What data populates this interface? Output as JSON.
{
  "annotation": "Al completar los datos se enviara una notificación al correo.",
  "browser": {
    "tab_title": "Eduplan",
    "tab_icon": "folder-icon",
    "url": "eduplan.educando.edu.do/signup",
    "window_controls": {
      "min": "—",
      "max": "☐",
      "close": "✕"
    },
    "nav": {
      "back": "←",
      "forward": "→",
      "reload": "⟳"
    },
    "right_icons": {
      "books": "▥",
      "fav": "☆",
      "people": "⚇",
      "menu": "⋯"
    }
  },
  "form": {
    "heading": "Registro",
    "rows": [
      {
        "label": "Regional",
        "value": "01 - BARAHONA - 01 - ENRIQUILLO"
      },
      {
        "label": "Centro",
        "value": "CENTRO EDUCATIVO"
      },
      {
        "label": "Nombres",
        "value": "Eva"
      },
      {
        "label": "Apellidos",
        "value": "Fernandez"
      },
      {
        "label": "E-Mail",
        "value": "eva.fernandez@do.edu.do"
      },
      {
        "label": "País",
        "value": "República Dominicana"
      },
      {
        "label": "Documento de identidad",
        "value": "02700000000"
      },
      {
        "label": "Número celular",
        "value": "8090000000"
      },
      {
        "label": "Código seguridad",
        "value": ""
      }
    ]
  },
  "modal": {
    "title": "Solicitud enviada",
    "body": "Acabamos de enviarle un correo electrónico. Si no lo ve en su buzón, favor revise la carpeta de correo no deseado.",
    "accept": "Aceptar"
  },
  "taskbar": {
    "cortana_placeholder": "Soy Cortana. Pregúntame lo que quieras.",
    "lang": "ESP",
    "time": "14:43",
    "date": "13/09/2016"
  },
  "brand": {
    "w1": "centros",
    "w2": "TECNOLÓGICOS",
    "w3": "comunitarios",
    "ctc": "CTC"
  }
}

○ ○ ○

Restate the whole listing exactly.

What data populates this interface? Output as JSON.
{
  "annotation": "Al completar los datos se enviara una notificación al correo.",
  "browser": {
    "tab_title": "Eduplan",
    "tab_icon": "folder-icon",
    "url": "eduplan.educando.edu.do/signup",
    "window_controls": {
      "min": "—",
      "max": "☐",
      "close": "✕"
    },
    "nav": {
      "back": "←",
      "forward": "→",
      "reload": "⟳"
    },
    "right_icons": {
      "books": "▥",
      "fav": "☆",
      "people": "⚇",
      "menu": "⋯"
    }
  },
  "form": {
    "heading": "Registro",
    "rows": [
      {
        "label": "Regional",
        "value": "01 - BARAHONA - 01 - ENRIQUILLO"
      },
      {
        "label": "Centro",
        "value": "CENTRO EDUCATIVO"
      },
      {
        "label": "Nombres",
        "value": "Eva"
      },
      {
        "label": "Apellidos",
        "value": "Fernandez"
      },
      {
        "label": "E-Mail",
        "value": "eva.fernandez@do.edu.do"
      },
      {
        "label": "País",
        "value": "República Dominicana"
      },
      {
        "label": "Documento de identidad",
        "value": "02700000000"
      },
      {
        "label": "Número celular",
        "value": "8090000000"
      },
      {
        "label": "Código seguridad",
        "value": ""
      }
    ]
  },
  "modal": {
    "title": "Solicitud enviada",
    "body": "Acabamos de enviarle un correo electrónico. Si no lo ve en su buzón, favor revise la carpeta de correo no deseado.",
    "accept": "Aceptar"
  },
  "taskbar": {
    "cortana_placeholder": "Soy Cortana. Pregúntame lo que quieras.",
    "lang": "ESP",
    "time": "14:43",
    "date": "13/09/2016"
  },
  "brand": {
    "w1": "centros",
    "w2": "TECNOLÓGICOS",
    "w3": "comunitarios",
    "ctc": "CTC"
  }
}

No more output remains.